-------- Material provided --------

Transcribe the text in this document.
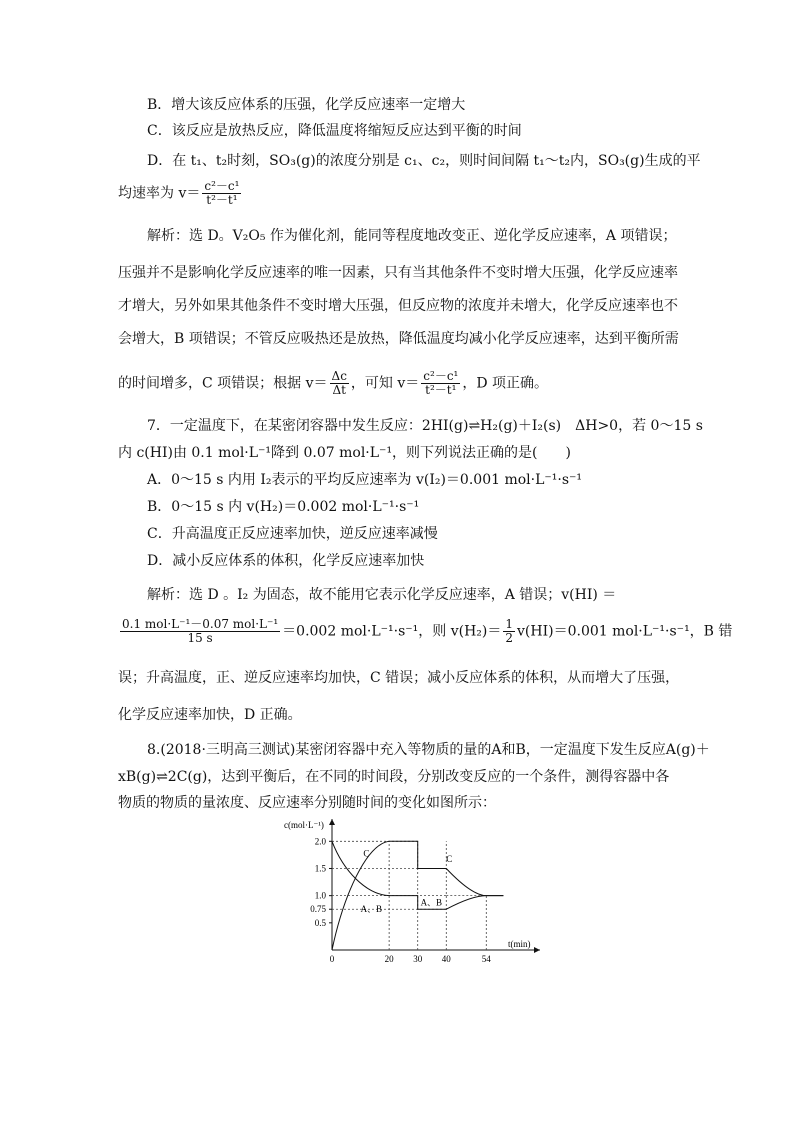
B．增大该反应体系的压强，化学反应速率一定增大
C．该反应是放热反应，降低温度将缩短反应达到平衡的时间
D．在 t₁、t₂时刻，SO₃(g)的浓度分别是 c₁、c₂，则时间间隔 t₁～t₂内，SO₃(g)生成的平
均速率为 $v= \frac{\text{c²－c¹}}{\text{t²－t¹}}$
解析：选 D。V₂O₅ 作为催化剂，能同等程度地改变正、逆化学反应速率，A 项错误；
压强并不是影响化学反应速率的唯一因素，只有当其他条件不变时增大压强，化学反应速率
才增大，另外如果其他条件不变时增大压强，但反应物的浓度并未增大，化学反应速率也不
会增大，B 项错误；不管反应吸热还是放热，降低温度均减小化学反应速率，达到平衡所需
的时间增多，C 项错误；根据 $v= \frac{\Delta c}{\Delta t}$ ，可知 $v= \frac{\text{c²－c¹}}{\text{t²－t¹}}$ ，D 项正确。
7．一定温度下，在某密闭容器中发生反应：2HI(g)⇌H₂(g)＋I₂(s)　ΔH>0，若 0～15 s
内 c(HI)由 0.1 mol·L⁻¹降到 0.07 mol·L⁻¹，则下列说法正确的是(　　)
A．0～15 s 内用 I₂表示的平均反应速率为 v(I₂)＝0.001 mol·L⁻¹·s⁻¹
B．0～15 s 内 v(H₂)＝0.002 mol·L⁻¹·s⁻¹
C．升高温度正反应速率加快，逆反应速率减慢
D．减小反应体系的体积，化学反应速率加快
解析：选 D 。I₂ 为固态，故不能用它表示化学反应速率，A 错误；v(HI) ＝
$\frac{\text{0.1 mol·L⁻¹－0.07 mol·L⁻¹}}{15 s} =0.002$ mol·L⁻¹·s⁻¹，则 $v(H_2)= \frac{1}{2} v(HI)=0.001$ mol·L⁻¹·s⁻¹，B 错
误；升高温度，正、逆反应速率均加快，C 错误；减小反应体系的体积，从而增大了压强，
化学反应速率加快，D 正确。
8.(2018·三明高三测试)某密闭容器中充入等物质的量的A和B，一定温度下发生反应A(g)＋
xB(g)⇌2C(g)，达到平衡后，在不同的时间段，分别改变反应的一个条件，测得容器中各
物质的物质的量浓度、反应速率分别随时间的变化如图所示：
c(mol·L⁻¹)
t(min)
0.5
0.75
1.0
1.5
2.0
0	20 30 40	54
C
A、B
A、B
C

--------

Go through the records above, find every line with the word "frac", and list those lines.

均速率为 $v= \frac{\text{c²－c¹}}{\text{t²－t¹}}$
的时间增多，C 项错误；根据 $v= \frac{\Delta c}{\Delta t}$ ，可知 $v= \frac{\text{c²－c¹}}{\text{t²－t¹}}$ ，D 项正确。
$\frac{\text{0.1 mol·L⁻¹－0.07 mol·L⁻¹}}{15 s} =0.002$ mol·L⁻¹·s⁻¹，则 $v(H_2)= \frac{1}{2} v(HI)=0.001$ mol·L⁻¹·s⁻¹，B 错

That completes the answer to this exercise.